=== Section Start ===
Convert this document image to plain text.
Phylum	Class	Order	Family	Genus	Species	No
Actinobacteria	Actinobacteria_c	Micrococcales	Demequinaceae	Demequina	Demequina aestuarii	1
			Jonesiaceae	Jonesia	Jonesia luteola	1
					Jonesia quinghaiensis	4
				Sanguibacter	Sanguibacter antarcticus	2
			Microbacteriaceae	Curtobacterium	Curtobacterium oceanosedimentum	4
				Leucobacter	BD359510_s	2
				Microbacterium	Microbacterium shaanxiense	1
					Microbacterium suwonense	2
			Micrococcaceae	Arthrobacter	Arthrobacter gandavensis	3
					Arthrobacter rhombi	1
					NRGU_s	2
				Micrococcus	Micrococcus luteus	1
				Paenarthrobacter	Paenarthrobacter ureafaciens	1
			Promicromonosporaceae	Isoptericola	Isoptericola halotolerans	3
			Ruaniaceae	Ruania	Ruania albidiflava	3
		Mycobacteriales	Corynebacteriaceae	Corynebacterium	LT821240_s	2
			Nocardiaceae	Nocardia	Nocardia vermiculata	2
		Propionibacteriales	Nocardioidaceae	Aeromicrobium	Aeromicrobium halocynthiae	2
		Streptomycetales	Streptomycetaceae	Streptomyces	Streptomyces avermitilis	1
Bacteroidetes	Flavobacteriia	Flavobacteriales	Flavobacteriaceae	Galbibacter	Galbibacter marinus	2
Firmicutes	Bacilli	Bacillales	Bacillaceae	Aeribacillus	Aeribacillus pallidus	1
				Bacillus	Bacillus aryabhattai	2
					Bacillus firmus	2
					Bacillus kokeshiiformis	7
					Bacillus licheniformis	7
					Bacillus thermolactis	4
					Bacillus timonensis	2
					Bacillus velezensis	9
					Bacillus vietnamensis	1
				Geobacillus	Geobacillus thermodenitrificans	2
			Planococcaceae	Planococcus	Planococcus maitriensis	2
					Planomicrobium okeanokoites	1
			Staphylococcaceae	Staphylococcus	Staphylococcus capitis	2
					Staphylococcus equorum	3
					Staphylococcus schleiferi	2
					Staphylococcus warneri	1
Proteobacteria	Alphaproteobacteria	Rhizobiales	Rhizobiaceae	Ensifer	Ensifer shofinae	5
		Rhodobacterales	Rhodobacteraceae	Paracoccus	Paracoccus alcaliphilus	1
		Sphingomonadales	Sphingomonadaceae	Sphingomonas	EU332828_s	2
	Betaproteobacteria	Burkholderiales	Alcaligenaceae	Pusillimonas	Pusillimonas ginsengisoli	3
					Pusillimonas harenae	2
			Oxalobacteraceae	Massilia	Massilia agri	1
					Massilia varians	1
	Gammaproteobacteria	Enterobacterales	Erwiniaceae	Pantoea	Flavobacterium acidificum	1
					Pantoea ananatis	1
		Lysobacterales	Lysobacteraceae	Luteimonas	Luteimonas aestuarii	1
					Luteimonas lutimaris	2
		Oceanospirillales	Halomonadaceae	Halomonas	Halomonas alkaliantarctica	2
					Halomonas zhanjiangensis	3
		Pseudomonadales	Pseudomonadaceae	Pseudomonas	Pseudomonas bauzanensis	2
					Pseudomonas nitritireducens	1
=== Section End ===
=== Section Start ===
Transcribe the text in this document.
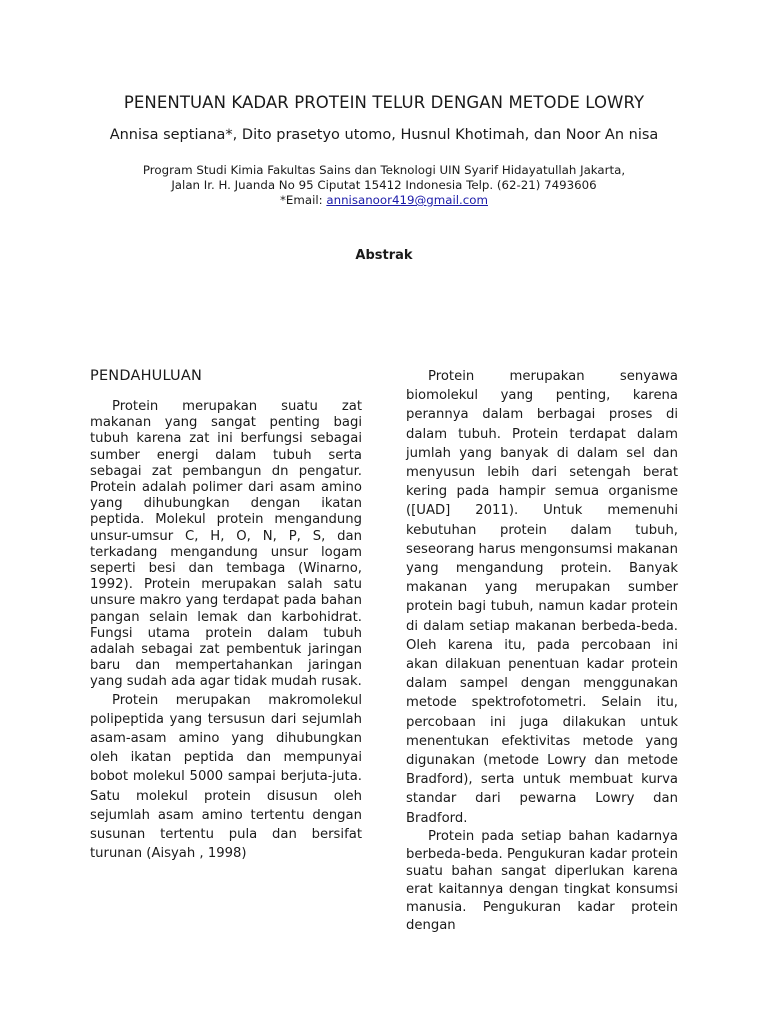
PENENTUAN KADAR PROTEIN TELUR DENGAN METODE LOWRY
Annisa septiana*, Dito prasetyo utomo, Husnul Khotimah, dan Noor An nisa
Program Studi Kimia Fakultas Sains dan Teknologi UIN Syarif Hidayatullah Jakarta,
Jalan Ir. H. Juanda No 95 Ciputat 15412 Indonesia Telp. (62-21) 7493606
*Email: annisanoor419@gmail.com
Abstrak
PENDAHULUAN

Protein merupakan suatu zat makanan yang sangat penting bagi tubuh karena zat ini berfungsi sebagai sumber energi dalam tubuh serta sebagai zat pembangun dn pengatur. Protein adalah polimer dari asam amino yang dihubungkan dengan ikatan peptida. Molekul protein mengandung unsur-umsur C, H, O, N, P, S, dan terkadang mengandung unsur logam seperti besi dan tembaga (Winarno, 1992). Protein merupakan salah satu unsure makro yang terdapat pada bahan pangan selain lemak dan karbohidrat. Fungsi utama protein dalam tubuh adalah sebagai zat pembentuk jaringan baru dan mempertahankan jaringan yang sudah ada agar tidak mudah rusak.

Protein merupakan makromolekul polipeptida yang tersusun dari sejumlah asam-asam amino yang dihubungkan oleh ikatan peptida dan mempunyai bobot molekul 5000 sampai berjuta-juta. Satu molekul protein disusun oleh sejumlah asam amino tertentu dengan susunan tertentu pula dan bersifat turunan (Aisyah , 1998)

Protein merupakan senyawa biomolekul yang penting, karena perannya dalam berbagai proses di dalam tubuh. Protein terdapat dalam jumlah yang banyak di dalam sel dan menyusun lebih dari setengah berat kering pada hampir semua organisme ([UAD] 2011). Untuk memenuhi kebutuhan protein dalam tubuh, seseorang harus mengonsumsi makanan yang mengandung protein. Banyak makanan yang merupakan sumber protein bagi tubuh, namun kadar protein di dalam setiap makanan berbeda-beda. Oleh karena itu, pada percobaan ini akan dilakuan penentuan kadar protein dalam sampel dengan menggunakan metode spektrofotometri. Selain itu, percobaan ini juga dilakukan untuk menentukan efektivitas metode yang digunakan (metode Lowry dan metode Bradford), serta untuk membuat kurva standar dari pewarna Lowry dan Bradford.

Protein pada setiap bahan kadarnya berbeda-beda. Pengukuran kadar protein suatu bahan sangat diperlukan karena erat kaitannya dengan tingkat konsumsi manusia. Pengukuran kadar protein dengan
=== Section End ===
EXERCISE
For every line of the material that holds the word "berbeda", make a copy.

COMPLETED EXERCISE
Protein merupakan senyawa biomolekul yang penting, karena perannya dalam berbagai proses di dalam tubuh. Protein terdapat dalam jumlah yang banyak di dalam sel dan menyusun lebih dari setengah berat kering pada hampir semua organisme ([UAD] 2011). Untuk memenuhi kebutuhan protein dalam tubuh, seseorang harus mengonsumsi makanan yang mengandung protein. Banyak makanan yang merupakan sumber protein bagi tubuh, namun kadar protein di dalam setiap makanan berbeda-beda. Oleh karena itu, pada percobaan ini akan dilakuan penentuan kadar protein dalam sampel dengan menggunakan metode spektrofotometri. Selain itu, percobaan ini juga dilakukan untuk menentukan efektivitas metode yang digunakan (metode Lowry dan metode Bradford), serta untuk membuat kurva standar dari pewarna Lowry dan Bradford.
Protein pada setiap bahan kadarnya berbeda-beda. Pengukuran kadar protein suatu bahan sangat diperlukan karena erat kaitannya dengan tingkat konsumsi manusia. Pengukuran kadar protein dengan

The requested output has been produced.